-- Start Data to process --
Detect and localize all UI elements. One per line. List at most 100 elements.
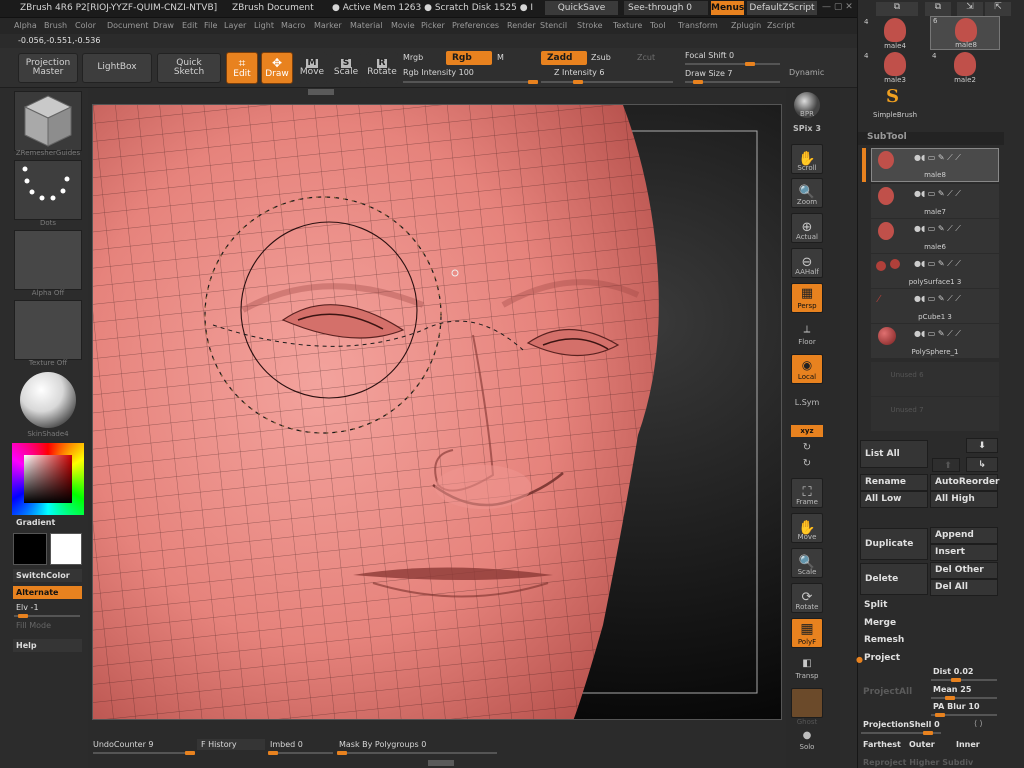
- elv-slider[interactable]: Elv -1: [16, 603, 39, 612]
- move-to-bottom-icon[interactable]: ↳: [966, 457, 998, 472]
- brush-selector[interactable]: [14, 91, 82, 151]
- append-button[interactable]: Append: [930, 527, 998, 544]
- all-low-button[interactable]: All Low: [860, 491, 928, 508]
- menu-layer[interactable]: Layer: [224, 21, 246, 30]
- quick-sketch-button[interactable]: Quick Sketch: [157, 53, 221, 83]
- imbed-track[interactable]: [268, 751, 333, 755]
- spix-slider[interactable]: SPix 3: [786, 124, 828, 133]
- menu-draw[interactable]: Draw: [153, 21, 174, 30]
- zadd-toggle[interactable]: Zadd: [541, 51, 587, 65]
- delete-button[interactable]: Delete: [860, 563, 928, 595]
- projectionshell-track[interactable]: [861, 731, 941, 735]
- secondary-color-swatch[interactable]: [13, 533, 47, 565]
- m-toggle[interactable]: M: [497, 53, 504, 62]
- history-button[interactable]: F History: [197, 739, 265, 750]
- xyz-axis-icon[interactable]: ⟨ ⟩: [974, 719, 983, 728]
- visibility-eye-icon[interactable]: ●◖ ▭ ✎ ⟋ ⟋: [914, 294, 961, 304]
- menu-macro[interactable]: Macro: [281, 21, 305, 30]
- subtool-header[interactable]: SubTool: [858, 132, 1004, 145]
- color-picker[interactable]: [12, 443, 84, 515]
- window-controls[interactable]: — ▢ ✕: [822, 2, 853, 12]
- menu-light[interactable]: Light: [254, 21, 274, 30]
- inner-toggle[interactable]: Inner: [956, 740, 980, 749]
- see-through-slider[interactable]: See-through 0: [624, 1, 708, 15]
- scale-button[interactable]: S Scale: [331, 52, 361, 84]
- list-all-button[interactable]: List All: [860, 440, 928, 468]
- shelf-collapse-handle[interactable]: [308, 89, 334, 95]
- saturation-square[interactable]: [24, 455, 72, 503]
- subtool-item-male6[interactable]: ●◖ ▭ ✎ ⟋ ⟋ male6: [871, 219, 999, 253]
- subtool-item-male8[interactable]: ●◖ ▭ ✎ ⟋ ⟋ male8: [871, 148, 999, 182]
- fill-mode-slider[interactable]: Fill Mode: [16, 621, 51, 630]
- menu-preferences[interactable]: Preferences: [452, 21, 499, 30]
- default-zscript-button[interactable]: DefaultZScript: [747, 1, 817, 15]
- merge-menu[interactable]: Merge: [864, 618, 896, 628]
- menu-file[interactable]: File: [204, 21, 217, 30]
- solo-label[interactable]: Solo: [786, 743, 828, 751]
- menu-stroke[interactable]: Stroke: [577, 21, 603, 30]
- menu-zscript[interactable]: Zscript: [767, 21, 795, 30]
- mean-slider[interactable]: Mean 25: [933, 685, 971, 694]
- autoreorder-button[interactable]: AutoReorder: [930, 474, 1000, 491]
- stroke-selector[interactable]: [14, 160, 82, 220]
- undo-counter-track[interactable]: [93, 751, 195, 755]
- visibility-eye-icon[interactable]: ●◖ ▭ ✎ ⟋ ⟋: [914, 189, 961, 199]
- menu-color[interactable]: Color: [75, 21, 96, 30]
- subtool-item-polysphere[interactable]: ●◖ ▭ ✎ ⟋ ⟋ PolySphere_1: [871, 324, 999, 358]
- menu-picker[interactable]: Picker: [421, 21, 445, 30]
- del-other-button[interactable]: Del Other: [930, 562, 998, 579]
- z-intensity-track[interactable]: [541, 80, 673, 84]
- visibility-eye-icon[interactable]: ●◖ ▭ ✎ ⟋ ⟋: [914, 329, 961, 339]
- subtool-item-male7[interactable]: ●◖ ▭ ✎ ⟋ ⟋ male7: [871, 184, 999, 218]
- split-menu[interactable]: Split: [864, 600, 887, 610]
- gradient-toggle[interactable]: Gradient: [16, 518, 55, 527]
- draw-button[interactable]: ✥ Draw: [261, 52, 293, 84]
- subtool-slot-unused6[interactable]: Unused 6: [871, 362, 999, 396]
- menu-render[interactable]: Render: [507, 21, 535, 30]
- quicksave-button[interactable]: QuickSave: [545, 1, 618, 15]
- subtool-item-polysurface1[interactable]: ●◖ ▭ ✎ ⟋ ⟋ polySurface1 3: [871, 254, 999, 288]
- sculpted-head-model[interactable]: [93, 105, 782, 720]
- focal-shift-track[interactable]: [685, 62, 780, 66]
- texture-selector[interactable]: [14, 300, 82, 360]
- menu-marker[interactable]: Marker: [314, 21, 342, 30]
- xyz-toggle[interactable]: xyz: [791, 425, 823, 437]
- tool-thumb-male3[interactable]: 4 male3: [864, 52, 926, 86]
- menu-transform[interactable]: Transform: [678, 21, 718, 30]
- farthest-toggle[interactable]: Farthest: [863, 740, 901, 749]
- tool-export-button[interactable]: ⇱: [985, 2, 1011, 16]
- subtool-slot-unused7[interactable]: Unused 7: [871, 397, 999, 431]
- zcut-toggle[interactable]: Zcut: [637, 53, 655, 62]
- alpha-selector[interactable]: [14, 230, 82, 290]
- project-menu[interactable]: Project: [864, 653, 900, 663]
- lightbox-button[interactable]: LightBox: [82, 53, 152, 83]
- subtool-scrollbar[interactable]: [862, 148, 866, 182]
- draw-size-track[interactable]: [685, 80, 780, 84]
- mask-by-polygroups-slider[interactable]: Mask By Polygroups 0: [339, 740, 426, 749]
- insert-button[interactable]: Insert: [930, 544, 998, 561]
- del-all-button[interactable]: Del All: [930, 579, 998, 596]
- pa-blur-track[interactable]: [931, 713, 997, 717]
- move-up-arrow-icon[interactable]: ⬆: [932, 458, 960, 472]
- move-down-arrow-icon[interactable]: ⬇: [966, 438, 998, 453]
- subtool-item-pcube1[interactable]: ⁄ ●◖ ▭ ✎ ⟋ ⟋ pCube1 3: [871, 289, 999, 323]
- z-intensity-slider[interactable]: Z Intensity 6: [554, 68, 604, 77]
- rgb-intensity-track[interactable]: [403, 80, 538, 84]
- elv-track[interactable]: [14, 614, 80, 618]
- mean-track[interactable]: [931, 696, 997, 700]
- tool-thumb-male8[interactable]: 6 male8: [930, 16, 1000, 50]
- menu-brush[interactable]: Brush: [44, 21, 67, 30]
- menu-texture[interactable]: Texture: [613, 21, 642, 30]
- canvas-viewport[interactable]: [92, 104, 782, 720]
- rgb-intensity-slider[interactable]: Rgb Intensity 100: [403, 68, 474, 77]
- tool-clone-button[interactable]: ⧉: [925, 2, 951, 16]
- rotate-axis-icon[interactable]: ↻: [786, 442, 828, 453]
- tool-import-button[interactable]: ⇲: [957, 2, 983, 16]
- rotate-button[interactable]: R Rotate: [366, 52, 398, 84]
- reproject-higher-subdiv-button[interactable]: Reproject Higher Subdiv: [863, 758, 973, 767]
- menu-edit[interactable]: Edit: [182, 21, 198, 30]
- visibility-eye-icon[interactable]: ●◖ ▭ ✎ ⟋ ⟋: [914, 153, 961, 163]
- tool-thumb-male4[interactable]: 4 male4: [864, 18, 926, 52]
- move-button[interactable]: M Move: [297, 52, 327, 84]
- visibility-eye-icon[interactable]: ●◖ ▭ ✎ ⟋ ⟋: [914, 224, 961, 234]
-- End Data to process --
■ **Instructions to follow**
Retype all of the lines above exactly as they appear, leaving out the pictures.

■ **Task solution**
Detect and localize all UI elements. One per line. List at most 100 elements.
- elv-slider[interactable]: Elv -1: [16, 603, 39, 612]
- move-to-bottom-icon[interactable]: ↳: [966, 457, 998, 472]
- brush-selector[interactable]: [14, 91, 82, 151]
- append-button[interactable]: Append: [930, 527, 998, 544]
- all-low-button[interactable]: All Low: [860, 491, 928, 508]
- menu-layer[interactable]: Layer: [224, 21, 246, 30]
- quick-sketch-button[interactable]: Quick Sketch: [157, 53, 221, 83]
- imbed-track[interactable]: [268, 751, 333, 755]
- spix-slider[interactable]: SPix 3: [786, 124, 828, 133]
- menu-draw[interactable]: Draw: [153, 21, 174, 30]
- zadd-toggle[interactable]: Zadd: [541, 51, 587, 65]
- delete-button[interactable]: Delete: [860, 563, 928, 595]
- projectionshell-track[interactable]: [861, 731, 941, 735]
- secondary-color-swatch[interactable]: [13, 533, 47, 565]
- m-toggle[interactable]: M: [497, 53, 504, 62]
- history-button[interactable]: F History: [197, 739, 265, 750]
- xyz-axis-icon[interactable]: ⟨ ⟩: [974, 719, 983, 728]
- visibility-eye-icon[interactable]: ●◖ ▭ ✎ ⟋ ⟋: [914, 294, 961, 304]
- menu-macro[interactable]: Macro: [281, 21, 305, 30]
- subtool-header[interactable]: SubTool: [858, 132, 1004, 145]
- color-picker[interactable]: [12, 443, 84, 515]
- window-controls[interactable]: — ▢ ✕: [822, 2, 853, 12]
- menu-light[interactable]: Light: [254, 21, 274, 30]
- inner-toggle[interactable]: Inner: [956, 740, 980, 749]
- see-through-slider[interactable]: See-through 0: [624, 1, 708, 15]
- scale-button[interactable]: S Scale: [331, 52, 361, 84]
- list-all-button[interactable]: List All: [860, 440, 928, 468]
- shelf-collapse-handle[interactable]: [308, 89, 334, 95]
- saturation-square[interactable]: [24, 455, 72, 503]
- subtool-item-male6[interactable]: ●◖ ▭ ✎ ⟋ ⟋ male6: [871, 219, 999, 253]
- subtool-item-male8[interactable]: ●◖ ▭ ✎ ⟋ ⟋ male8: [871, 148, 999, 182]
- fill-mode-slider[interactable]: Fill Mode: [16, 621, 51, 630]
- menu-preferences[interactable]: Preferences: [452, 21, 499, 30]
- default-zscript-button[interactable]: DefaultZScript: [747, 1, 817, 15]
- merge-menu[interactable]: Merge: [864, 618, 896, 628]
- menu-file[interactable]: File: [204, 21, 217, 30]
- solo-label[interactable]: Solo: [786, 743, 828, 751]
- menu-stroke[interactable]: Stroke: [577, 21, 603, 30]
- menu-zscript[interactable]: Zscript: [767, 21, 795, 30]
- mean-slider[interactable]: Mean 25: [933, 685, 971, 694]
- autoreorder-button[interactable]: AutoReorder: [930, 474, 1000, 491]
- stroke-selector[interactable]: [14, 160, 82, 220]
- undo-counter-track[interactable]: [93, 751, 195, 755]
- visibility-eye-icon[interactable]: ●◖ ▭ ✎ ⟋ ⟋: [914, 189, 961, 199]
- menu-color[interactable]: Color: [75, 21, 96, 30]
- subtool-item-polysphere[interactable]: ●◖ ▭ ✎ ⟋ ⟋ PolySphere_1: [871, 324, 999, 358]
- menu-picker[interactable]: Picker: [421, 21, 445, 30]
- del-other-button[interactable]: Del Other: [930, 562, 998, 579]
- z-intensity-track[interactable]: [541, 80, 673, 84]
- visibility-eye-icon[interactable]: ●◖ ▭ ✎ ⟋ ⟋: [914, 329, 961, 339]
- subtool-item-male7[interactable]: ●◖ ▭ ✎ ⟋ ⟋ male7: [871, 184, 999, 218]
- split-menu[interactable]: Split: [864, 600, 887, 610]
- gradient-toggle[interactable]: Gradient: [16, 518, 55, 527]
- draw-button[interactable]: ✥ Draw: [261, 52, 293, 84]
- subtool-slot-unused6[interactable]: Unused 6: [871, 362, 999, 396]
- menu-render[interactable]: Render: [507, 21, 535, 30]
- quicksave-button[interactable]: QuickSave: [545, 1, 618, 15]
- subtool-item-polysurface1[interactable]: ●◖ ▭ ✎ ⟋ ⟋ polySurface1 3: [871, 254, 999, 288]
- sculpted-head-model[interactable]: [93, 105, 782, 720]
- focal-shift-track[interactable]: [685, 62, 780, 66]
- texture-selector[interactable]: [14, 300, 82, 360]
- menu-marker[interactable]: Marker: [314, 21, 342, 30]
- xyz-toggle[interactable]: xyz: [791, 425, 823, 437]
- tool-thumb-male3[interactable]: 4 male3: [864, 52, 926, 86]
- menu-transform[interactable]: Transform: [678, 21, 718, 30]
- farthest-toggle[interactable]: Farthest: [863, 740, 901, 749]
- tool-export-button[interactable]: ⇱: [985, 2, 1011, 16]
- subtool-slot-unused7[interactable]: Unused 7: [871, 397, 999, 431]
- zcut-toggle[interactable]: Zcut: [637, 53, 655, 62]
- alpha-selector[interactable]: [14, 230, 82, 290]
- project-menu[interactable]: Project: [864, 653, 900, 663]
- lightbox-button[interactable]: LightBox: [82, 53, 152, 83]
- subtool-scrollbar[interactable]: [862, 148, 866, 182]
- draw-size-track[interactable]: [685, 80, 780, 84]
- mask-by-polygroups-slider[interactable]: Mask By Polygroups 0: [339, 740, 426, 749]
- insert-button[interactable]: Insert: [930, 544, 998, 561]
- del-all-button[interactable]: Del All: [930, 579, 998, 596]
- pa-blur-track[interactable]: [931, 713, 997, 717]
- move-up-arrow-icon[interactable]: ⬆: [932, 458, 960, 472]
- move-down-arrow-icon[interactable]: ⬇: [966, 438, 998, 453]
- subtool-item-pcube1[interactable]: ⁄ ●◖ ▭ ✎ ⟋ ⟋ pCube1 3: [871, 289, 999, 323]
- z-intensity-slider[interactable]: Z Intensity 6: [554, 68, 604, 77]
- rgb-intensity-track[interactable]: [403, 80, 538, 84]
- elv-track[interactable]: [14, 614, 80, 618]
- mean-track[interactable]: [931, 696, 997, 700]
- tool-thumb-male8[interactable]: 6 male8: [930, 16, 1000, 50]
- menu-brush[interactable]: Brush: [44, 21, 67, 30]
- menu-texture[interactable]: Texture: [613, 21, 642, 30]
- canvas-viewport[interactable]: [92, 104, 782, 720]
- rgb-intensity-slider[interactable]: Rgb Intensity 100: [403, 68, 474, 77]
- tool-clone-button[interactable]: ⧉: [925, 2, 951, 16]
- rotate-axis-icon[interactable]: ↻: [786, 442, 828, 453]
- tool-import-button[interactable]: ⇲: [957, 2, 983, 16]
- rotate-button[interactable]: R Rotate: [366, 52, 398, 84]
- reproject-higher-subdiv-button[interactable]: Reproject Higher Subdiv: [863, 758, 973, 767]
- menu-edit[interactable]: Edit: [182, 21, 198, 30]
- visibility-eye-icon[interactable]: ●◖ ▭ ✎ ⟋ ⟋: [914, 153, 961, 163]
- tool-thumb-male4[interactable]: 4 male4: [864, 18, 926, 52]
- move-button[interactable]: M Move: [297, 52, 327, 84]
- visibility-eye-icon[interactable]: ●◖ ▭ ✎ ⟋ ⟋: [914, 224, 961, 234]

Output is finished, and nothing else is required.